Exercise directions. Print every record below exactly as written.
** START OF Listing **
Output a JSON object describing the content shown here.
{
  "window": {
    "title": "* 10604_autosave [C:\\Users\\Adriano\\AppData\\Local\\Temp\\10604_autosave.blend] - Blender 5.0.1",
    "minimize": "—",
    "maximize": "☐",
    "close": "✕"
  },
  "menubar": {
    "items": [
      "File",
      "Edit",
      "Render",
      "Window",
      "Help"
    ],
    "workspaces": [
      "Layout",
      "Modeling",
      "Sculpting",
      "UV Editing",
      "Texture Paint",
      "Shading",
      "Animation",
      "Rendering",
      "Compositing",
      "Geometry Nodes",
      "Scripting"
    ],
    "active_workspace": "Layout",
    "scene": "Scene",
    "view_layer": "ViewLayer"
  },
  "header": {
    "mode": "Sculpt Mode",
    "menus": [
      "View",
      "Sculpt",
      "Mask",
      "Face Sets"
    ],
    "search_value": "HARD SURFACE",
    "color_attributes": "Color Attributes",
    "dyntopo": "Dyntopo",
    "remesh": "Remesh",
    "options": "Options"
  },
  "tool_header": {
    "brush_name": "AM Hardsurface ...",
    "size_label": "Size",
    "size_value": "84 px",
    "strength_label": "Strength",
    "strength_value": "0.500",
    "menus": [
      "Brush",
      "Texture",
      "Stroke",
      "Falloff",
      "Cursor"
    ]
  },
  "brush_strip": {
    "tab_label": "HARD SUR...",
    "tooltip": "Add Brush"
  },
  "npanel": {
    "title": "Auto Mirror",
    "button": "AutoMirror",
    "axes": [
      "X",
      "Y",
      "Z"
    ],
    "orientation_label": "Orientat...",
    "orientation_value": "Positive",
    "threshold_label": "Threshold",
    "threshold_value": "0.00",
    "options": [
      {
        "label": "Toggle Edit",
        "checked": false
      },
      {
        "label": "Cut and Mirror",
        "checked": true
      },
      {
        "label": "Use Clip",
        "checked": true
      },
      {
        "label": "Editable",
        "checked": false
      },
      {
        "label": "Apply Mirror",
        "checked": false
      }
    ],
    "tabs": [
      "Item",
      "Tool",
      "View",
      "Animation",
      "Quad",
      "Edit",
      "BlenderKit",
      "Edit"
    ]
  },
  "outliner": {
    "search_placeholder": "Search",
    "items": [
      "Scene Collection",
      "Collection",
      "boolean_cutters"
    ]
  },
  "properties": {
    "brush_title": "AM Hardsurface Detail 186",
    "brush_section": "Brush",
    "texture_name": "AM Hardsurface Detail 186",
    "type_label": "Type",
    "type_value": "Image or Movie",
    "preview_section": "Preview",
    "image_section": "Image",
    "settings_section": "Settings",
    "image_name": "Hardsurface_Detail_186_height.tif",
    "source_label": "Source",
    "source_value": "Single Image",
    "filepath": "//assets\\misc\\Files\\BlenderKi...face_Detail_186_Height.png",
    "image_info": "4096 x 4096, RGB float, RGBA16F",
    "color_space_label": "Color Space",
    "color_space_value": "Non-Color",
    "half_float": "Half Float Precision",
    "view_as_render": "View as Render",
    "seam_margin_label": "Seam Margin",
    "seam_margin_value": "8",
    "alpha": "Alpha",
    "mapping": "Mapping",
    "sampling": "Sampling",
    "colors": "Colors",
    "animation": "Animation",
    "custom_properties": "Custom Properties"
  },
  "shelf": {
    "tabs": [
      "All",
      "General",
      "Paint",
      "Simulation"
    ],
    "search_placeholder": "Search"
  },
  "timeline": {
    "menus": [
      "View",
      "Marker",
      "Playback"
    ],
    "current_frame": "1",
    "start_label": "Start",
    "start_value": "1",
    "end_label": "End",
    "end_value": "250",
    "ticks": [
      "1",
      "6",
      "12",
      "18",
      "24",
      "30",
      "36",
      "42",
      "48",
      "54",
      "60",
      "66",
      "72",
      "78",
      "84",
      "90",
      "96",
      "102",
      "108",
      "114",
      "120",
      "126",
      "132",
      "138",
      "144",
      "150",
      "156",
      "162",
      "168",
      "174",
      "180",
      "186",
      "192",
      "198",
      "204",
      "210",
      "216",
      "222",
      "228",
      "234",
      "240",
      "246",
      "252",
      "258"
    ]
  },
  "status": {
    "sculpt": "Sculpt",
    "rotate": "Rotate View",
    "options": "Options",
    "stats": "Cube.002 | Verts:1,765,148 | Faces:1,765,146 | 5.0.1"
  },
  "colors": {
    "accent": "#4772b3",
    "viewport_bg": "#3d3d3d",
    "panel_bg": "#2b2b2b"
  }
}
** END OF Listing **
Worked solution.
Output a JSON object describing the content shown here.
{
  "window": {
    "title": "* 10604_autosave [C:\\Users\\Adriano\\AppData\\Local\\Temp\\10604_autosave.blend] - Blender 5.0.1",
    "minimize": "—",
    "maximize": "☐",
    "close": "✕"
  },
  "menubar": {
    "items": [
      "File",
      "Edit",
      "Render",
      "Window",
      "Help"
    ],
    "workspaces": [
      "Layout",
      "Modeling",
      "Sculpting",
      "UV Editing",
      "Texture Paint",
      "Shading",
      "Animation",
      "Rendering",
      "Compositing",
      "Geometry Nodes",
      "Scripting"
    ],
    "active_workspace": "Layout",
    "scene": "Scene",
    "view_layer": "ViewLayer"
  },
  "header": {
    "mode": "Sculpt Mode",
    "menus": [
      "View",
      "Sculpt",
      "Mask",
      "Face Sets"
    ],
    "search_value": "HARD SURFACE",
    "color_attributes": "Color Attributes",
    "dyntopo": "Dyntopo",
    "remesh": "Remesh",
    "options": "Options"
  },
  "tool_header": {
    "brush_name": "AM Hardsurface ...",
    "size_label": "Size",
    "size_value": "84 px",
    "strength_label": "Strength",
    "strength_value": "0.500",
    "menus": [
      "Brush",
      "Texture",
      "Stroke",
      "Falloff",
      "Cursor"
    ]
  },
  "brush_strip": {
    "tab_label": "HARD SUR...",
    "tooltip": "Add Brush"
  },
  "npanel": {
    "title": "Auto Mirror",
    "button": "AutoMirror",
    "axes": [
      "X",
      "Y",
      "Z"
    ],
    "orientation_label": "Orientat...",
    "orientation_value": "Positive",
    "threshold_label": "Threshold",
    "threshold_value": "0.00",
    "options": [
      {
        "label": "Toggle Edit",
        "checked": false
      },
      {
        "label": "Cut and Mirror",
        "checked": true
      },
      {
        "label": "Use Clip",
        "checked": true
      },
      {
        "label": "Editable",
        "checked": false
      },
      {
        "label": "Apply Mirror",
        "checked": false
      }
    ],
    "tabs": [
      "Item",
      "Tool",
      "View",
      "Animation",
      "Quad",
      "Edit",
      "BlenderKit",
      "Edit"
    ]
  },
  "outliner": {
    "search_placeholder": "Search",
    "items": [
      "Scene Collection",
      "Collection",
      "boolean_cutters"
    ]
  },
  "properties": {
    "brush_title": "AM Hardsurface Detail 186",
    "brush_section": "Brush",
    "texture_name": "AM Hardsurface Detail 186",
    "type_label": "Type",
    "type_value": "Image or Movie",
    "preview_section": "Preview",
    "image_section": "Image",
    "settings_section": "Settings",
    "image_name": "Hardsurface_Detail_186_height.tif",
    "source_label": "Source",
    "source_value": "Single Image",
    "filepath": "//assets\\misc\\Files\\BlenderKi...face_Detail_186_Height.png",
    "image_info": "4096 x 4096, RGB float, RGBA16F",
    "color_space_label": "Color Space",
    "color_space_value": "Non-Color",
    "half_float": "Half Float Precision",
    "view_as_render": "View as Render",
    "seam_margin_label": "Seam Margin",
    "seam_margin_value": "8",
    "alpha": "Alpha",
    "mapping": "Mapping",
    "sampling": "Sampling",
    "colors": "Colors",
    "animation": "Animation",
    "custom_properties": "Custom Properties"
  },
  "shelf": {
    "tabs": [
      "All",
      "General",
      "Paint",
      "Simulation"
    ],
    "search_placeholder": "Search"
  },
  "timeline": {
    "menus": [
      "View",
      "Marker",
      "Playback"
    ],
    "current_frame": "1",
    "start_label": "Start",
    "start_value": "1",
    "end_label": "End",
    "end_value": "250",
    "ticks": [
      "1",
      "6",
      "12",
      "18",
      "24",
      "30",
      "36",
      "42",
      "48",
      "54",
      "60",
      "66",
      "72",
      "78",
      "84",
      "90",
      "96",
      "102",
      "108",
      "114",
      "120",
      "126",
      "132",
      "138",
      "144",
      "150",
      "156",
      "162",
      "168",
      "174",
      "180",
      "186",
      "192",
      "198",
      "204",
      "210",
      "216",
      "222",
      "228",
      "234",
      "240",
      "246",
      "252",
      "258"
    ]
  },
  "status": {
    "sculpt": "Sculpt",
    "rotate": "Rotate View",
    "options": "Options",
    "stats": "Cube.002 | Verts:1,765,148 | Faces:1,765,146 | 5.0.1"
  },
  "colors": {
    "accent": "#4772b3",
    "viewport_bg": "#3d3d3d",
    "panel_bg": "#2b2b2b"
  }
}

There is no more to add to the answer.